## Begin

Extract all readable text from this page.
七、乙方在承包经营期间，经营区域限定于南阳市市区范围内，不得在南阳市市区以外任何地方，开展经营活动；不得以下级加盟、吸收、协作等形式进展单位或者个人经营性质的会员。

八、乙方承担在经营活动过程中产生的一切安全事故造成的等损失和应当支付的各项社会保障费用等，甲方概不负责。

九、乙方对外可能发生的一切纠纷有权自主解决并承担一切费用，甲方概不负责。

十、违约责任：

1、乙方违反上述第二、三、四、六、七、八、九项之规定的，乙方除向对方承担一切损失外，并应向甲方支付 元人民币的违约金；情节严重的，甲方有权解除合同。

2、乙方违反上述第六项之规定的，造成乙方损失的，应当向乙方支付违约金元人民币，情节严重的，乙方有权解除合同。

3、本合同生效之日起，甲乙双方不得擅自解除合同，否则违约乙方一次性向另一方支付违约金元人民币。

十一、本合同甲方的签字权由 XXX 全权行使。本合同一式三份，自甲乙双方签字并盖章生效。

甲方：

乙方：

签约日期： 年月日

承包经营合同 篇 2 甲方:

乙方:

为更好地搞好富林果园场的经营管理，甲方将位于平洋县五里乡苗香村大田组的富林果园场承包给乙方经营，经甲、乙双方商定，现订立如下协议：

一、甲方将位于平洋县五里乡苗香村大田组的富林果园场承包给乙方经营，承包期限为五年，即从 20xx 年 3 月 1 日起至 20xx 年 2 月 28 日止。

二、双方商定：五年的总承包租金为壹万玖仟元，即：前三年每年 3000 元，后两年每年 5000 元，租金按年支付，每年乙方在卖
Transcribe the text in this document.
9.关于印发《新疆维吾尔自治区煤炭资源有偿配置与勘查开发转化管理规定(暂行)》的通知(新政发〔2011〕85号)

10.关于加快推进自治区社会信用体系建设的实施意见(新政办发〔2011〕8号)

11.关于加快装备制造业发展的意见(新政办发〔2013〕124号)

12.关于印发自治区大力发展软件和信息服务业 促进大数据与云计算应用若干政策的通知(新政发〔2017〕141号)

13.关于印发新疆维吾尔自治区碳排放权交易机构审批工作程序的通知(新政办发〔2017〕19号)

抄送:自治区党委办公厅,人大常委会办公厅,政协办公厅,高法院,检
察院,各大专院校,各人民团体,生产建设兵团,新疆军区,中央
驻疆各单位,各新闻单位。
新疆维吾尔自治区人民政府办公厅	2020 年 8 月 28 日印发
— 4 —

## End
## Begin

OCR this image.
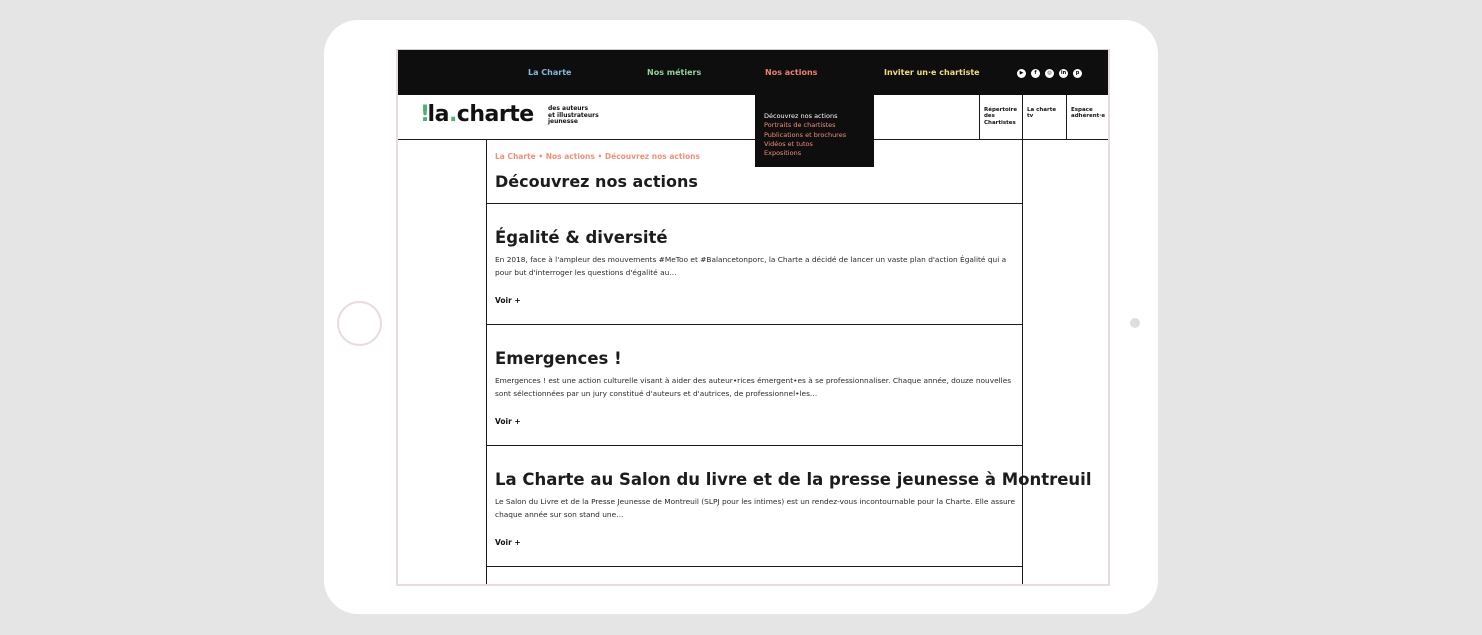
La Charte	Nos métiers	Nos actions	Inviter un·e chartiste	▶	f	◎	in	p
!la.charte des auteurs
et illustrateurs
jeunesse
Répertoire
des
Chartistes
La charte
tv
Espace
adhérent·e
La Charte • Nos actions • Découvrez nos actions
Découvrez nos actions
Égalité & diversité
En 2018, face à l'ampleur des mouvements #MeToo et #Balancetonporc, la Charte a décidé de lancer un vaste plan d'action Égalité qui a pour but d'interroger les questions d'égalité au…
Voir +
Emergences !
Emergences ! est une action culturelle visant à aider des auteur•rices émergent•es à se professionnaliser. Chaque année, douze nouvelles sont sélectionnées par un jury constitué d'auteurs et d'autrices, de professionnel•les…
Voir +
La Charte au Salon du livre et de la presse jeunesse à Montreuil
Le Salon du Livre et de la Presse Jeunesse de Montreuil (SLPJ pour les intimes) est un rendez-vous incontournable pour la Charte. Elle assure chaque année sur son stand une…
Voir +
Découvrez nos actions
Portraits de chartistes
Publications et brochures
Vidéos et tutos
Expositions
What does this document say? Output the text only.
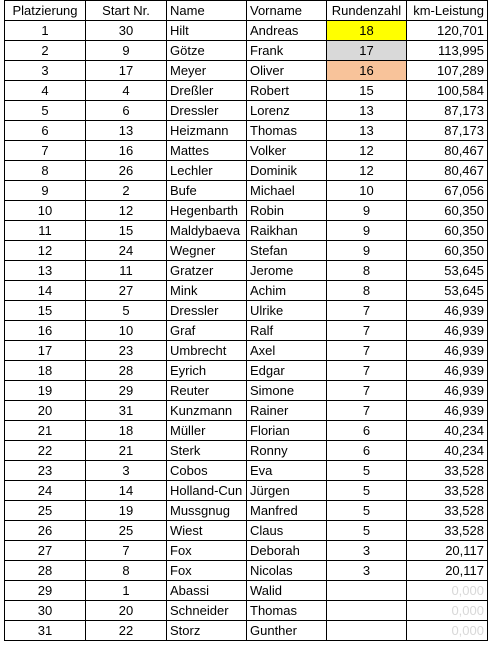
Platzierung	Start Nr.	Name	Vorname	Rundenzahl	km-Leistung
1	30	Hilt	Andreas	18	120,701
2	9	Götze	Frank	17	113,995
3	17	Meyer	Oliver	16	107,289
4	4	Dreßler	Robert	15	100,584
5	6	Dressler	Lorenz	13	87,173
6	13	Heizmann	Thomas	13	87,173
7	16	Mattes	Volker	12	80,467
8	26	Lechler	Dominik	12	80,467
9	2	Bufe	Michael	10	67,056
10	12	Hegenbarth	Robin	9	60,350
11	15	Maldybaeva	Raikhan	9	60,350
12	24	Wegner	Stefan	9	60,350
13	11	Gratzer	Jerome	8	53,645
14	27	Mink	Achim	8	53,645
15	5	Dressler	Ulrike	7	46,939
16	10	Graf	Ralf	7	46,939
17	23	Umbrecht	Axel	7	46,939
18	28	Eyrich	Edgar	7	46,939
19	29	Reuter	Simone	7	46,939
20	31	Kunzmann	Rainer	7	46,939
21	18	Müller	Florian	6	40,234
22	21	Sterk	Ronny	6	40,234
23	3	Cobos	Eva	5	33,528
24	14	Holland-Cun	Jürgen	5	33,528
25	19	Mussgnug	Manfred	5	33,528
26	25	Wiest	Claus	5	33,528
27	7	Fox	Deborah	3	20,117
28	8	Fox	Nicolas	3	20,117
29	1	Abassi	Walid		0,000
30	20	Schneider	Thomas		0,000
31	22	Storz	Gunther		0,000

## End
## Begin

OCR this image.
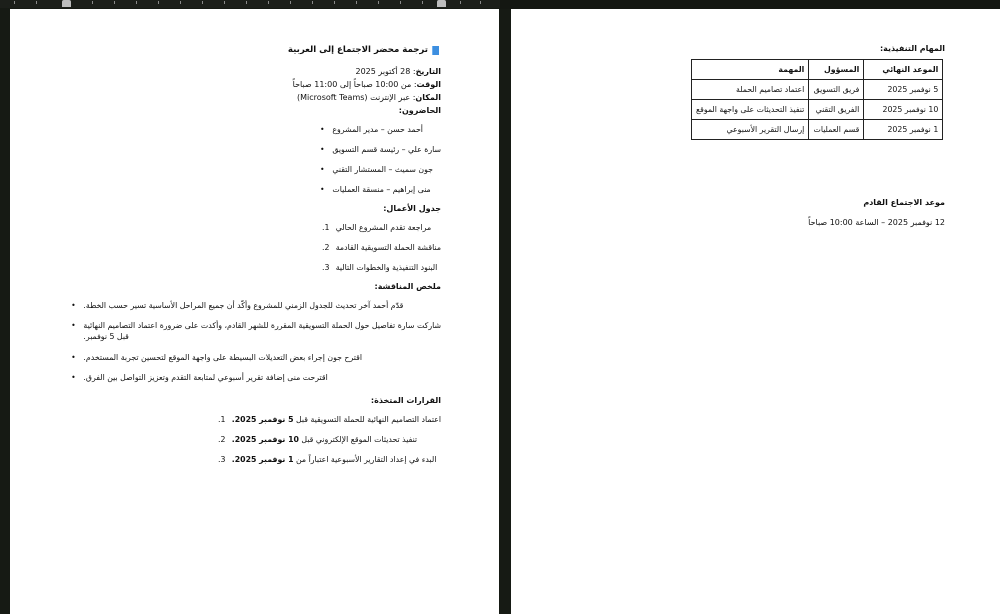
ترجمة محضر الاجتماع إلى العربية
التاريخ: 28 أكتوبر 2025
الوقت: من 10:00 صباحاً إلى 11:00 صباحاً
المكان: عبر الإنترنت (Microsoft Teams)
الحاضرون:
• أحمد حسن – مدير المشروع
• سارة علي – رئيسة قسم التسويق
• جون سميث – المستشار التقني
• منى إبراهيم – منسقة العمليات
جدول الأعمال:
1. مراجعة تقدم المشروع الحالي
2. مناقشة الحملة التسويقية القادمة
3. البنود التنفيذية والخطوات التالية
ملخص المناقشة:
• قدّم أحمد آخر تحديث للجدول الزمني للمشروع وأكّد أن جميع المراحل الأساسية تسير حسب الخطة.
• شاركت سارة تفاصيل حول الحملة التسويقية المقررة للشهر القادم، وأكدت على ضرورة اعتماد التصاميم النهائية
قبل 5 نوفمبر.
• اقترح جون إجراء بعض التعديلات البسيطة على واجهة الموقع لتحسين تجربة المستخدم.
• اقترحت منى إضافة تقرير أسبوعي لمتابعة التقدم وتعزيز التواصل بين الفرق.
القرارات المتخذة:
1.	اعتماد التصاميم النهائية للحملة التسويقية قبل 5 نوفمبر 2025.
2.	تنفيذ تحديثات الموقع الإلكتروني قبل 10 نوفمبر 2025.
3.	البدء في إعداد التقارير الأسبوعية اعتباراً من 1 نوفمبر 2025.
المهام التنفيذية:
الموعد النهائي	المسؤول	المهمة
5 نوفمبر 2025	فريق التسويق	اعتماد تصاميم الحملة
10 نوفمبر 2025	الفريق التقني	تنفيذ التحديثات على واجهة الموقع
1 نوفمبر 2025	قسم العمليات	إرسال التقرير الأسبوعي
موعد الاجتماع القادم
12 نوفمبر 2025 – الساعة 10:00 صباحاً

## End

- **The task**
Only a number is wanted here: how many lines in the data above include the string "النهائية"?

- **Solution for this problem**
2